PROBLEM. Report, word for word, every line of the material that contains "xlabel".

Entries with figure data.

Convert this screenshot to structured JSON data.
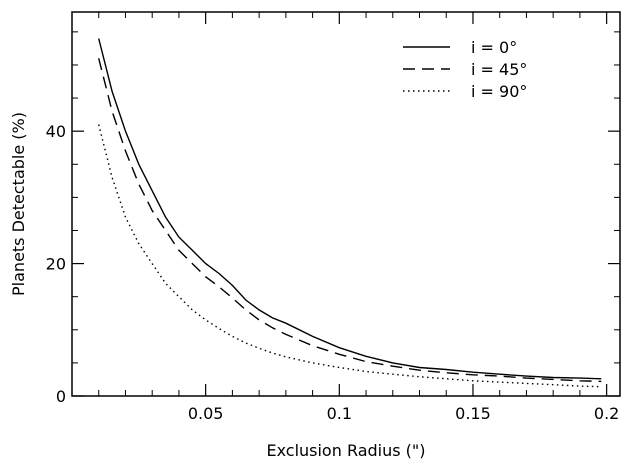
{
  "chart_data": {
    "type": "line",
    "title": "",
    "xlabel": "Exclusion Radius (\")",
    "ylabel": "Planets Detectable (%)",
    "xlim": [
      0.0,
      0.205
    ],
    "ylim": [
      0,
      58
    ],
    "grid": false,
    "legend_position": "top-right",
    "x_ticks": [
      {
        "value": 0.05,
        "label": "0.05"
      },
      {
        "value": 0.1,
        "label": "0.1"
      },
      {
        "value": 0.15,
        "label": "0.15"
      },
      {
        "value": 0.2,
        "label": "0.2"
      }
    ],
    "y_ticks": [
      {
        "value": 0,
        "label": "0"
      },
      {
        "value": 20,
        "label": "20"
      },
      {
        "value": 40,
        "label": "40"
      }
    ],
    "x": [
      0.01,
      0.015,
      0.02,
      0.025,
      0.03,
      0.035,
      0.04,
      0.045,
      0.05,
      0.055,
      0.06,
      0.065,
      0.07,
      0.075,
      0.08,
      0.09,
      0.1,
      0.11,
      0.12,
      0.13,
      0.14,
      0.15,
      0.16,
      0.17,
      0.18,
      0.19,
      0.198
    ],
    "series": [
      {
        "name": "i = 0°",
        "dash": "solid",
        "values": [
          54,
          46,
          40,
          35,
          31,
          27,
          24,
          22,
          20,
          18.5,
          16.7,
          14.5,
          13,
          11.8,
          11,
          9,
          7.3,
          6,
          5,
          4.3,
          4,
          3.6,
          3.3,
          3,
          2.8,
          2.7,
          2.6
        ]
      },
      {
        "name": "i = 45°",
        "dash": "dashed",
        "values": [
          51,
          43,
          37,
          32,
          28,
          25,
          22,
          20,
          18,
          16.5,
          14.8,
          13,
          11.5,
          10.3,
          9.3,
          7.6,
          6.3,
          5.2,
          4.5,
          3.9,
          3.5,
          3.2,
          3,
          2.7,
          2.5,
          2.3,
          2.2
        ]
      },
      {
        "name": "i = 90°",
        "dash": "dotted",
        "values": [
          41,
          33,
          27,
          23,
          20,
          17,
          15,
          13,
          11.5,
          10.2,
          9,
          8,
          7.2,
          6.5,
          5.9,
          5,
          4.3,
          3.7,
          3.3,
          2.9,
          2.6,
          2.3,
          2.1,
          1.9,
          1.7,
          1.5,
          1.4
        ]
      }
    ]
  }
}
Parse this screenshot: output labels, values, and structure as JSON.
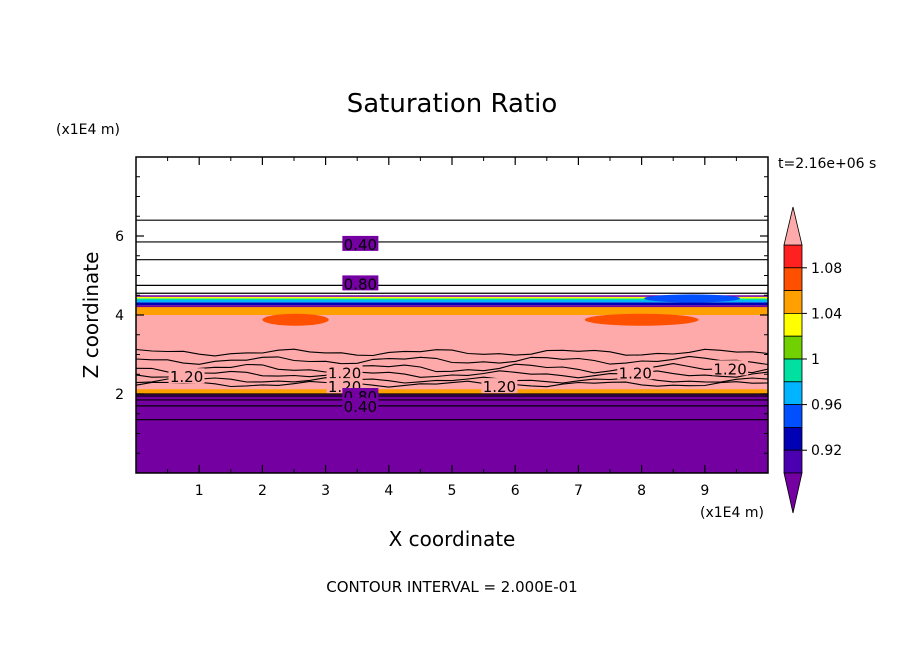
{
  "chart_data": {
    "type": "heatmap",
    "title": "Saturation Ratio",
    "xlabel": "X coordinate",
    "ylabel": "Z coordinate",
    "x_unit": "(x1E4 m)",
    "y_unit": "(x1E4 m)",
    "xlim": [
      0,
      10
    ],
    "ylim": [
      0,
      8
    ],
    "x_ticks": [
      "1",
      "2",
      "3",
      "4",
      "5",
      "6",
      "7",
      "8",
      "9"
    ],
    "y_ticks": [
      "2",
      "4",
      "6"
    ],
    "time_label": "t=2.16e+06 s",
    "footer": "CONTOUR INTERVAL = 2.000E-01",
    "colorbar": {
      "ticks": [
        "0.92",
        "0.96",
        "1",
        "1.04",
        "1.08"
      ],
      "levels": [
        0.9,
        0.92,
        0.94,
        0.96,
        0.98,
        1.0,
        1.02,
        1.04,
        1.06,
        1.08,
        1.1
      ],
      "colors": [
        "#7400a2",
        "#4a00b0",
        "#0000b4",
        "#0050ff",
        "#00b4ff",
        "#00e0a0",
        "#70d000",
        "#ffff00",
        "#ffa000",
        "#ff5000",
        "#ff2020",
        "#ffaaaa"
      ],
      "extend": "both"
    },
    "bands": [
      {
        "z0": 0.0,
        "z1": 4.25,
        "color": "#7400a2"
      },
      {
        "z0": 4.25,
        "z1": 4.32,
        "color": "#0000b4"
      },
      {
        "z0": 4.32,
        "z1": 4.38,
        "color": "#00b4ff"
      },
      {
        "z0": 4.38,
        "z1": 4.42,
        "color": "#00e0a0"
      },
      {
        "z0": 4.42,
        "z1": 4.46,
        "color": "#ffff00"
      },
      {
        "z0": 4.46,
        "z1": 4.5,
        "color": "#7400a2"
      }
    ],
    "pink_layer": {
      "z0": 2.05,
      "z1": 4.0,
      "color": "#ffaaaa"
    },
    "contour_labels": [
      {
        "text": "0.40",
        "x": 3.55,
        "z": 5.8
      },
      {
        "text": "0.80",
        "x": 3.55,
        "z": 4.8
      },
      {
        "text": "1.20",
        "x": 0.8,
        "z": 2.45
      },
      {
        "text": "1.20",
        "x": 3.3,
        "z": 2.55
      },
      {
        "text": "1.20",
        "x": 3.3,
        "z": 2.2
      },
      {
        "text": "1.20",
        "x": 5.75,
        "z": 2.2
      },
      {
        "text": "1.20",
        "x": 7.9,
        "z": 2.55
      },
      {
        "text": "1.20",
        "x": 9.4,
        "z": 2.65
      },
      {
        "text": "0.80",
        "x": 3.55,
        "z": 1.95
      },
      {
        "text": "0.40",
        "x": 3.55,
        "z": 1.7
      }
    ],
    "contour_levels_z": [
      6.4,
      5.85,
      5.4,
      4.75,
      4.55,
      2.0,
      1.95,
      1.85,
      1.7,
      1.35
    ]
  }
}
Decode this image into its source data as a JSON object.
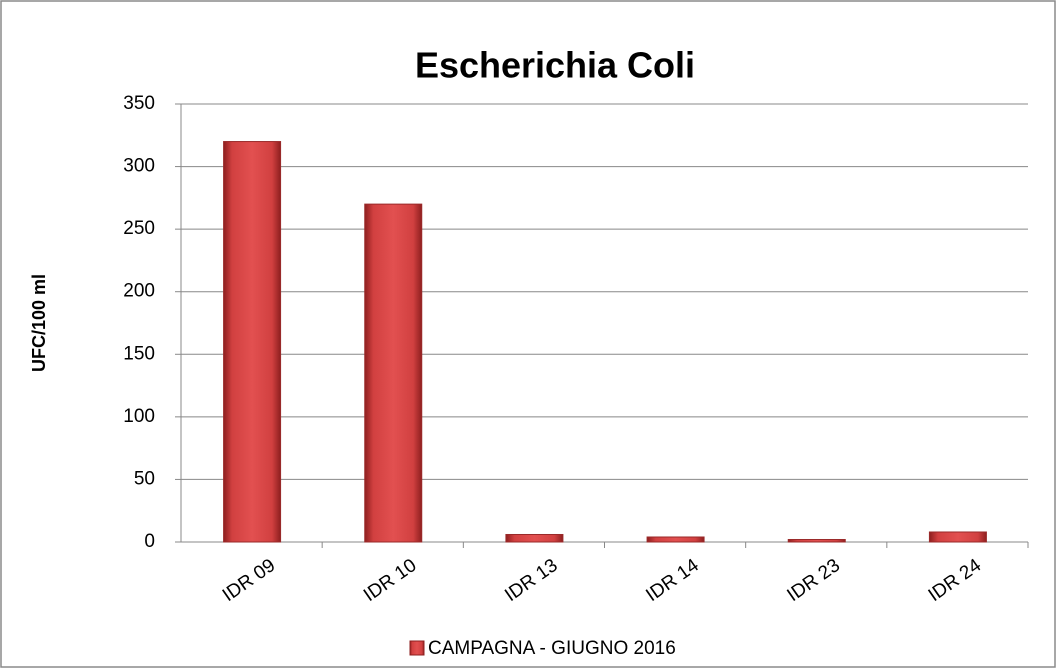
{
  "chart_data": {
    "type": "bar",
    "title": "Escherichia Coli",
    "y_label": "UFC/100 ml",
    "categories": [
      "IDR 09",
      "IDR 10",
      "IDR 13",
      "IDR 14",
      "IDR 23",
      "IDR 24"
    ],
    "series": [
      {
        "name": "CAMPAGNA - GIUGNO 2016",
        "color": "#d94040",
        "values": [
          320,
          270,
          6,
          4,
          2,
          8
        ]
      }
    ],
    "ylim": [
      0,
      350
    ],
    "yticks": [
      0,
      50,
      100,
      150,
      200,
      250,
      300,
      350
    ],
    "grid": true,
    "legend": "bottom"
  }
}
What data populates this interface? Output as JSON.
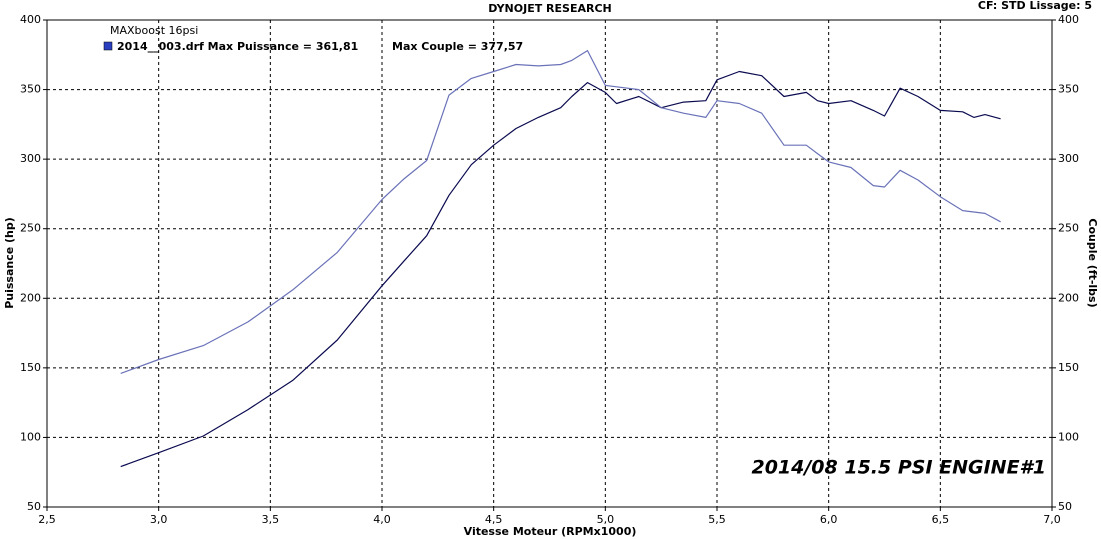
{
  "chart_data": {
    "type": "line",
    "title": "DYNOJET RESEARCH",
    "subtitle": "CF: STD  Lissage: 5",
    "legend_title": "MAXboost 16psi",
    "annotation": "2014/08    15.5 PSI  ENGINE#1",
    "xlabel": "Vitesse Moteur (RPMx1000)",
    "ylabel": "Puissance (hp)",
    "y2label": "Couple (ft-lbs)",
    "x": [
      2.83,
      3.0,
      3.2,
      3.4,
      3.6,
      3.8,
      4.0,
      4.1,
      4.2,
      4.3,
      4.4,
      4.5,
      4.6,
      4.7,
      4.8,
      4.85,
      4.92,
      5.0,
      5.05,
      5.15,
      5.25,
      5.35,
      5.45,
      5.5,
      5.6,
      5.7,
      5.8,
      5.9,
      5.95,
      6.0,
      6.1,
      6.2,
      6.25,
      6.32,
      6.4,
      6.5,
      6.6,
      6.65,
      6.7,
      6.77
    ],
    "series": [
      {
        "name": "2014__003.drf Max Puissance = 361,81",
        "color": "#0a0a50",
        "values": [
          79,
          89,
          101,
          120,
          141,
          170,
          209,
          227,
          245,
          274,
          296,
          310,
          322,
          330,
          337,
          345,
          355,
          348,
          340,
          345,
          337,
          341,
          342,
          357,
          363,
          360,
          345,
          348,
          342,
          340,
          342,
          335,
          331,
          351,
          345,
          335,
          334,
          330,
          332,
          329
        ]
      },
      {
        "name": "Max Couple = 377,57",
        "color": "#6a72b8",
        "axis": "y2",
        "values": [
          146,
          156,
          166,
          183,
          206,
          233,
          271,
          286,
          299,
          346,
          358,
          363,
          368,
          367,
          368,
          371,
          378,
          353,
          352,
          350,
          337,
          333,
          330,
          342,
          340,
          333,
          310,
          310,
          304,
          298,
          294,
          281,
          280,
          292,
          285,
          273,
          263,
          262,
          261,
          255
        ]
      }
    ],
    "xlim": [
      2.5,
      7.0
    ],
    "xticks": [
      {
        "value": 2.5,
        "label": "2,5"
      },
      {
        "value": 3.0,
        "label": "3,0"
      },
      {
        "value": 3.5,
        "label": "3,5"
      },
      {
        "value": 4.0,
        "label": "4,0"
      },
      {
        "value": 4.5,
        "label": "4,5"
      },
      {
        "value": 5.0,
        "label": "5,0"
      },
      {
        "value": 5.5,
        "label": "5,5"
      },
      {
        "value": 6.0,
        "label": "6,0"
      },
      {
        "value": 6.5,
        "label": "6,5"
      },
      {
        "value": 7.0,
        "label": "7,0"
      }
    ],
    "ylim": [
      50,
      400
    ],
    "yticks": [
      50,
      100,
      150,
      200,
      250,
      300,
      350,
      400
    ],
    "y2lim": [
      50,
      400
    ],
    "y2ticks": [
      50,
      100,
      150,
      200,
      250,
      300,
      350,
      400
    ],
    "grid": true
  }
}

ANSWER TO THE TASK.
    "xlabel": "Exclusion Radius (\")",
    "xlabel": "X coordinate",
    "xlabel": "Vitesse Moteur (RPMx1000)",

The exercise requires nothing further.